▶ [SET EXERCISE] Say how many lines contain the word "Input". Only the number should be given.

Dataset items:

[BEGIN]

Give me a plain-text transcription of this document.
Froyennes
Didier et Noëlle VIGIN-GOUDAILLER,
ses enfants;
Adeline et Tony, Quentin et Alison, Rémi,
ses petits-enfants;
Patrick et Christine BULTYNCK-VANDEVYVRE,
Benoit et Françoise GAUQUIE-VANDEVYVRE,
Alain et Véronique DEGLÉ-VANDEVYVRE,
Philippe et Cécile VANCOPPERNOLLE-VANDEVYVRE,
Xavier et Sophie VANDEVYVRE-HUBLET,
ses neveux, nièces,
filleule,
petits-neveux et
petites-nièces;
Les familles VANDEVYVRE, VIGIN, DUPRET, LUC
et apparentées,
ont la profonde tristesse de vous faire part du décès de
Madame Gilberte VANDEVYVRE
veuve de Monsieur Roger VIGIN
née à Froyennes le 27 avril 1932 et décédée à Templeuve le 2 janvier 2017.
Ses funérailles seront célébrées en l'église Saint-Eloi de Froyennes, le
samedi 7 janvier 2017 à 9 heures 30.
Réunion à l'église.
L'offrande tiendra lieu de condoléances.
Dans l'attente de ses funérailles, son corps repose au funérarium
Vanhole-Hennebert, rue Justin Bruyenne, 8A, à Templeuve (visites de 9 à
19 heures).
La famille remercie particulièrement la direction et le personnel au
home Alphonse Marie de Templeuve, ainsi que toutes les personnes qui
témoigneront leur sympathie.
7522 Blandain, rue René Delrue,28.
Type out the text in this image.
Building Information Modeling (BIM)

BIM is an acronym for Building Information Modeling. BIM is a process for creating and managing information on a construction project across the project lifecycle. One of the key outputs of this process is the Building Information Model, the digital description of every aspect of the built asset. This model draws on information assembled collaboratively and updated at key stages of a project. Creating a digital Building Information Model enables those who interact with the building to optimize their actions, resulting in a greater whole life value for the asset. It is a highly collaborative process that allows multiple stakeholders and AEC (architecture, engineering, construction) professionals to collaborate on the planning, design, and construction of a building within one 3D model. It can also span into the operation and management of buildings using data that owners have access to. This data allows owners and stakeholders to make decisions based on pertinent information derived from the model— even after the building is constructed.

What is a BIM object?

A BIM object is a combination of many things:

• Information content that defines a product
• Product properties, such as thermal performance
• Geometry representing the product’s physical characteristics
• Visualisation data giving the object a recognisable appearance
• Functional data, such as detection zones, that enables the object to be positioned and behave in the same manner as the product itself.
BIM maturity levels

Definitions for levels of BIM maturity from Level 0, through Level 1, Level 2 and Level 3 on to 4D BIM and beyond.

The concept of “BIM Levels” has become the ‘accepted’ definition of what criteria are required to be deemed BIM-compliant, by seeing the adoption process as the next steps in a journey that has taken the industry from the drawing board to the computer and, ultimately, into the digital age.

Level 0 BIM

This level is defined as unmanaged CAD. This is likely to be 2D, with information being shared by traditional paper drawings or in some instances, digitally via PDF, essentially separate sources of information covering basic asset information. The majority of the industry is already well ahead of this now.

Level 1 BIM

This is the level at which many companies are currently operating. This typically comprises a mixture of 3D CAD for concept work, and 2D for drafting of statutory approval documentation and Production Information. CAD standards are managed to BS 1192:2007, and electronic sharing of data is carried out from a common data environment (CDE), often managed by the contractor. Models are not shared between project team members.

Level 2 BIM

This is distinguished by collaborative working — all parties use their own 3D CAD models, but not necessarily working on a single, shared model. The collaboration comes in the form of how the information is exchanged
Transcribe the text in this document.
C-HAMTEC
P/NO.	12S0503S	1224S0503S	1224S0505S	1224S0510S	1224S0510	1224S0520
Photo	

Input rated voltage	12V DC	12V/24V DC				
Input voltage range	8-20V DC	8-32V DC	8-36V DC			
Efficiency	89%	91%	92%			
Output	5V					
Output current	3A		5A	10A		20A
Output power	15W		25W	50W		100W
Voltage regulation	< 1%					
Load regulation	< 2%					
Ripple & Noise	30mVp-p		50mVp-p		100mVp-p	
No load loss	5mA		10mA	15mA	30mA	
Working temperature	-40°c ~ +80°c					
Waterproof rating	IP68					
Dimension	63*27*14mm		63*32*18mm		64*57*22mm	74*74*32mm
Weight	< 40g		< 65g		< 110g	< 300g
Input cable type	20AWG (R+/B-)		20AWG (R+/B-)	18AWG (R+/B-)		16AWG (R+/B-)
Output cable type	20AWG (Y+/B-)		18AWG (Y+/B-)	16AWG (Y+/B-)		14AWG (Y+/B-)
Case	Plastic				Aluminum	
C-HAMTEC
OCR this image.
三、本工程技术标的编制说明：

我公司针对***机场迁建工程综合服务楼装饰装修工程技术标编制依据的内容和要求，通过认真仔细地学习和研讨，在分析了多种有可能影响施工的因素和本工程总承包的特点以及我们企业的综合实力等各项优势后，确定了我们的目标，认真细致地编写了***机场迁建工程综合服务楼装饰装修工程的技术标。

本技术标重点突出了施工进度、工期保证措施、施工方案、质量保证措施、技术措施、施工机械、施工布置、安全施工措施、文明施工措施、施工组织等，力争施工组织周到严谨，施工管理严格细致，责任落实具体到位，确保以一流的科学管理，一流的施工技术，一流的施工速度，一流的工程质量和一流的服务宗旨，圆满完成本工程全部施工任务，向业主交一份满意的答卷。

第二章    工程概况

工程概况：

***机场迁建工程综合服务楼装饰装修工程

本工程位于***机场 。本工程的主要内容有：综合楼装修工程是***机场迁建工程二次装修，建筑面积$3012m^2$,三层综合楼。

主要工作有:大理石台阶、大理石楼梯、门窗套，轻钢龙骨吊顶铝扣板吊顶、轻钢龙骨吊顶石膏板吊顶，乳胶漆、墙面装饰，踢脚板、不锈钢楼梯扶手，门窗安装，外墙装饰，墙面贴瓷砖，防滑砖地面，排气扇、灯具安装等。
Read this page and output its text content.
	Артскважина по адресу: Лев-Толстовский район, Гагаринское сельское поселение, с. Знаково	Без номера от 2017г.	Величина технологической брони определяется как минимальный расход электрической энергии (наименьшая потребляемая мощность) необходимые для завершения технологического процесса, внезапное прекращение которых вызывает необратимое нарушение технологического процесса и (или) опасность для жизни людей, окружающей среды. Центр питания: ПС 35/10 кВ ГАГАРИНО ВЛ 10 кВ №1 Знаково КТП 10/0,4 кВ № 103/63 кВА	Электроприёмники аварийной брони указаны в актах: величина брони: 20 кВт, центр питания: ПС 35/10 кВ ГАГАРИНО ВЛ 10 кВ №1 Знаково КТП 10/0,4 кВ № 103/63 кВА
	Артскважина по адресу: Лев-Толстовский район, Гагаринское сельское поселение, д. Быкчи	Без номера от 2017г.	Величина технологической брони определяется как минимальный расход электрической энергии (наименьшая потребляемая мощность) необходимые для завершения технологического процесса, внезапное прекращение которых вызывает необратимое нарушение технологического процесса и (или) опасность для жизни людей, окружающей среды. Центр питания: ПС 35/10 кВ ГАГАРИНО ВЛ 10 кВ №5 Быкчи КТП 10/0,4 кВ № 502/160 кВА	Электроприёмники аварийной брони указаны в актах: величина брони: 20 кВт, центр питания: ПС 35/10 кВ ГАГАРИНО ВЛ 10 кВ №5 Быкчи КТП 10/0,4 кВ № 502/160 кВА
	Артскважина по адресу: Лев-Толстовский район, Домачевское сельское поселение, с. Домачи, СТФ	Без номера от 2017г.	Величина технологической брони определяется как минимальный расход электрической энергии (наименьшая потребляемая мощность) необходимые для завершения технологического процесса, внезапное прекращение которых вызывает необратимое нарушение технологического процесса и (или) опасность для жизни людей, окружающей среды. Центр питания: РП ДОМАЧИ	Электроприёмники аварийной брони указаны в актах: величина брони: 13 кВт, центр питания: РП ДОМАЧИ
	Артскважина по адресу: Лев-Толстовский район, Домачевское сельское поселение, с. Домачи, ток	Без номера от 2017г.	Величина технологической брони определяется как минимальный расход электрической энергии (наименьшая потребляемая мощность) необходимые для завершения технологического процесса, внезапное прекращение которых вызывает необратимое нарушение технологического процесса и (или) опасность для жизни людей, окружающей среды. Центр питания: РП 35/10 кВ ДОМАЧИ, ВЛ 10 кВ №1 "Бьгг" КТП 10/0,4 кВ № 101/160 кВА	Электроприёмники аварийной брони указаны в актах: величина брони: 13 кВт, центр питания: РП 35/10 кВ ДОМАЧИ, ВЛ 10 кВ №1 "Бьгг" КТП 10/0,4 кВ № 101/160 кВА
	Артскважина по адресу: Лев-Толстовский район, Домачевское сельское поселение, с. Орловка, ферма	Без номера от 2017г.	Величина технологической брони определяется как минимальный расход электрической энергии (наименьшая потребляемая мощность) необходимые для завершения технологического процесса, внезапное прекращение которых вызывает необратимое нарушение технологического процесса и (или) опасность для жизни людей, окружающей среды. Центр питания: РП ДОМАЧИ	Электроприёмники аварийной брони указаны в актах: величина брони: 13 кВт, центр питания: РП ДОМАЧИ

[END]

▶ [COMPLETE OUTPUT] 3